Provided passage –
Number of variables to be dropped: 58 

After dropping variables, dataset should have 106 variables


In [20]:
deepsolar_curated.drop(labels=drop_variables, axis=1, inplace=True)
print(deepsolar_curated.shape)

(71305, 106)


## Impute missing values

In [21]:
# remove air_temperature when removed above
deepsolar_curated[['elevation', 
                  'daily_solar_radiation', 
                  'lat', 
                  'lon', 
                  'air_temperature',  # VARIATION
                  'cooling_design_temperature',
                  'earth_temperature_amplitude', 
                  'frost_days', 
                  'relative_humidity', 
                  'atmospheric_pressure', 
                  'wind_speed',
                  'housing_unit_median_gross_rent',
                  'housing_unit_median_value',
                  'dropout_16_19_inschool_rate',
                  'mortgage_with_rate',
                  'median_household_income',
                  'travel_time_average']] = deepsolar_curated.groupby(['state', 'county']) \
                                                              ['elevation',
                                                               'daily_solar_radiation', 
                                                               'lat', 
                                                               'lon', 
                                                               'air_temperature', # VARIATION
                                                               'cooling_design_temperature',
                                                               'earth_temperature_amplitude', 
                                                               'frost_days', 
                                                               'relative_humidity', 
                                                               'atmospheric_pressure', 
                                                               'wind_speed',
                                                               'housing_unit_median_gross_rent',
                                                               'housing_unit_median_value',
                                                               'dropout_16_19_inschool_rate',
                                                               'mortgage_with_rate',
                                                               'median_household_income',
                                                               'travel_time_average'
                                                                ] \
                                                               .transform(lambda x: x.fillna(x.median()))

In [22]:
# Confirm missing values have all been replaced
missing_val_count = deepsolar_curated.isnull().sum().sort_values(ascending=False)
for a,b, in missing_val_count.iteritems():
    if b>0:
        print("{:<30}\t{}".format(a,b))

Given records –
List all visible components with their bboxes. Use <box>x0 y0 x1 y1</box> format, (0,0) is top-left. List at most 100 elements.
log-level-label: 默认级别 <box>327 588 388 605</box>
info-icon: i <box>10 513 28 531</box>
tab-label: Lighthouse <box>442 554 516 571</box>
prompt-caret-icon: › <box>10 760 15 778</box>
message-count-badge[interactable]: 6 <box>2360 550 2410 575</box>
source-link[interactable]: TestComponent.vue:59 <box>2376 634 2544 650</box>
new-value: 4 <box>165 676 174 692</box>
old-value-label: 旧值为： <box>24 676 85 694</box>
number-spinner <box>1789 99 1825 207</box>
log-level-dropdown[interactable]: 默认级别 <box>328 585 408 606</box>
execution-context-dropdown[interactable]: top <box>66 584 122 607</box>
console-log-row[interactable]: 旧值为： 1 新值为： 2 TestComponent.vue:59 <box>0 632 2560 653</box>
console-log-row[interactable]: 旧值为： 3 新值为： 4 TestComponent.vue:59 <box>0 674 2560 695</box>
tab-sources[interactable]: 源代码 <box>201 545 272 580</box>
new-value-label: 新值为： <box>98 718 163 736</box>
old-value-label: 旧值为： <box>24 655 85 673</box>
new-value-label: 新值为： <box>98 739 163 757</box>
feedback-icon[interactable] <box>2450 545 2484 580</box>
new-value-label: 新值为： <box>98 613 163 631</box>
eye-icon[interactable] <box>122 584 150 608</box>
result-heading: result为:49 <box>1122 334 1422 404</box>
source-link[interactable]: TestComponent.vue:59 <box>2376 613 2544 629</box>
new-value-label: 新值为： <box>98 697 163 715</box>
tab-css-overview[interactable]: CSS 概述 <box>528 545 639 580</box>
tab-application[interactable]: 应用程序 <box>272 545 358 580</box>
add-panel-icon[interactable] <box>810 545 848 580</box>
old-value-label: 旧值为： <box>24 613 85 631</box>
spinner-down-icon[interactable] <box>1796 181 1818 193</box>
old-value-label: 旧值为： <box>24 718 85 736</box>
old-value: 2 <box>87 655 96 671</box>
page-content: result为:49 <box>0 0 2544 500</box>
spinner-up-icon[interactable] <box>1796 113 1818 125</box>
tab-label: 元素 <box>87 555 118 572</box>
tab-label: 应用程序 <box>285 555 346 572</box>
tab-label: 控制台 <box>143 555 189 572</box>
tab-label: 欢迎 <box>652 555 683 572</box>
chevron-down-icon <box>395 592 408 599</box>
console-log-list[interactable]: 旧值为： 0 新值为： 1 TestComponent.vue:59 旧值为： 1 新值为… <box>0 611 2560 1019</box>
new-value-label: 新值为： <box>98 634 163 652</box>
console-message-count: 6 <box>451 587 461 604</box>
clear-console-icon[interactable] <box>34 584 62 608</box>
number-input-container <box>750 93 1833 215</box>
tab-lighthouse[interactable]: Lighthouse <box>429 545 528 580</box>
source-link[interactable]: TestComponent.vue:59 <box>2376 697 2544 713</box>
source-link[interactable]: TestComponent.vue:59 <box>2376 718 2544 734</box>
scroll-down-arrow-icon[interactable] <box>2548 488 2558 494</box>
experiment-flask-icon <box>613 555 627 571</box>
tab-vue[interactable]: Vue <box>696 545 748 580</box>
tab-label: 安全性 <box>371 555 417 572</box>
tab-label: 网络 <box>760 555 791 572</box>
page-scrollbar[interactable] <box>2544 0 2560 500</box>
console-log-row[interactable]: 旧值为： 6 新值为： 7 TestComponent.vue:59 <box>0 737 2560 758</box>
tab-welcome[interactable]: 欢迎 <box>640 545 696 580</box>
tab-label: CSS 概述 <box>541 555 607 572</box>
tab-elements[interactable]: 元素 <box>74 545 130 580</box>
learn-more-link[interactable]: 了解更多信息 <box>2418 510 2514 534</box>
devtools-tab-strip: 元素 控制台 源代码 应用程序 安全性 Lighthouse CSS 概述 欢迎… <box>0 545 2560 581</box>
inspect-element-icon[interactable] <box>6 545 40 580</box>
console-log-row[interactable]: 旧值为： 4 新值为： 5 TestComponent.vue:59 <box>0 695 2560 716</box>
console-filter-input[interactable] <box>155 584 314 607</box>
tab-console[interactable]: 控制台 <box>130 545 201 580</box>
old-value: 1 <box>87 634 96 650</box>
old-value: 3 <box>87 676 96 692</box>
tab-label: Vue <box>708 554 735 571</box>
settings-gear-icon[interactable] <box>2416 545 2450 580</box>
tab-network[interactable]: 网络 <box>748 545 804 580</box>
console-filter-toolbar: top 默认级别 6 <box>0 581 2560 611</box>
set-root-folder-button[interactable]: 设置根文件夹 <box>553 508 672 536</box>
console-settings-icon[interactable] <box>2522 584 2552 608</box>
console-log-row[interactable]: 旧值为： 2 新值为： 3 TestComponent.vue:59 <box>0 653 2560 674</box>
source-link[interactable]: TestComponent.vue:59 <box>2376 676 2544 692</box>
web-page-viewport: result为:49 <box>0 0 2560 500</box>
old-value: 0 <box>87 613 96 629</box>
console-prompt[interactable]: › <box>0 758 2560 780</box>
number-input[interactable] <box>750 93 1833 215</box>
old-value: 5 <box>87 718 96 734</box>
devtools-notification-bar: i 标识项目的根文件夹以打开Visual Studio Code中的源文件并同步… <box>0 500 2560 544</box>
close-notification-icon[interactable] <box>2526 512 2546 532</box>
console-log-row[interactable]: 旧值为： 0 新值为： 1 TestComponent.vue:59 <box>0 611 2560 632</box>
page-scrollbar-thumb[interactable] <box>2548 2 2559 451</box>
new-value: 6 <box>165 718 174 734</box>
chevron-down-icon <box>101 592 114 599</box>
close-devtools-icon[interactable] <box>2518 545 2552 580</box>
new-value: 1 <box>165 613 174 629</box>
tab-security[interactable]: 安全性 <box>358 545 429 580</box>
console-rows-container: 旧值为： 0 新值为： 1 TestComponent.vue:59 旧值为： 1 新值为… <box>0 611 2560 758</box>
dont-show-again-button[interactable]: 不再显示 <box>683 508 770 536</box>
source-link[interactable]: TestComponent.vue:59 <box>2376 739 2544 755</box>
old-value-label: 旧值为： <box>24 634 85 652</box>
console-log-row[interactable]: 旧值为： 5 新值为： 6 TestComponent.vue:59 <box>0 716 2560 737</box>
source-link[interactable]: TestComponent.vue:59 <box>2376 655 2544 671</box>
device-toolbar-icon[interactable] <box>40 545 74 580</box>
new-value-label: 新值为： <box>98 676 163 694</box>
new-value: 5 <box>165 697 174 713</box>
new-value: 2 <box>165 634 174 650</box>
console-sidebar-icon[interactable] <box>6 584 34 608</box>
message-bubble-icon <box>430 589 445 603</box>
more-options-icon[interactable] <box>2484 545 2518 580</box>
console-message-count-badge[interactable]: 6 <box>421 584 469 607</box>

Problem to work on – Continue the notebook excerpt on cleaning the DeepSolar dataset, picking up right after its final line of code.

Response to the task –
# No output means there is no remaining missing data

earth_temperature_amplitude   	11
atmospheric_pressure          	11
lon                           	11
elevation                     	11
cooling_design_temperature    	11
frost_days                    	11
air_temperature               	11
relative_humidity             	11
daily_solar_radiation         	11
wind_speed                    	11
lat                           	11
housing_unit_median_gross_rent	1
housing_unit_median_value     	1


Imputing values by county and state leaves a small remaining count of missing values. The national median is used to replace those remaining missing values.

In [23]:
# fill in missing lat/lon and weather data with national medians
# remove air_temperature if removed above
deepsolar_curated['elevation']. \
    fillna(deepsolar_curated['elevation'].median(), inplace=True)
deepsolar_curated['daily_solar_radiation']. \
    fillna(deepsolar_curated['daily_solar_radiation'].median(), inplace=True)
deepsolar_curated['lat']. \
    fillna(deepsolar_curated['lat'].median(), inplace=True)
deepsolar_curated['lon']. \
    fillna(deepsolar_curated['lon'].median(), inplace=True)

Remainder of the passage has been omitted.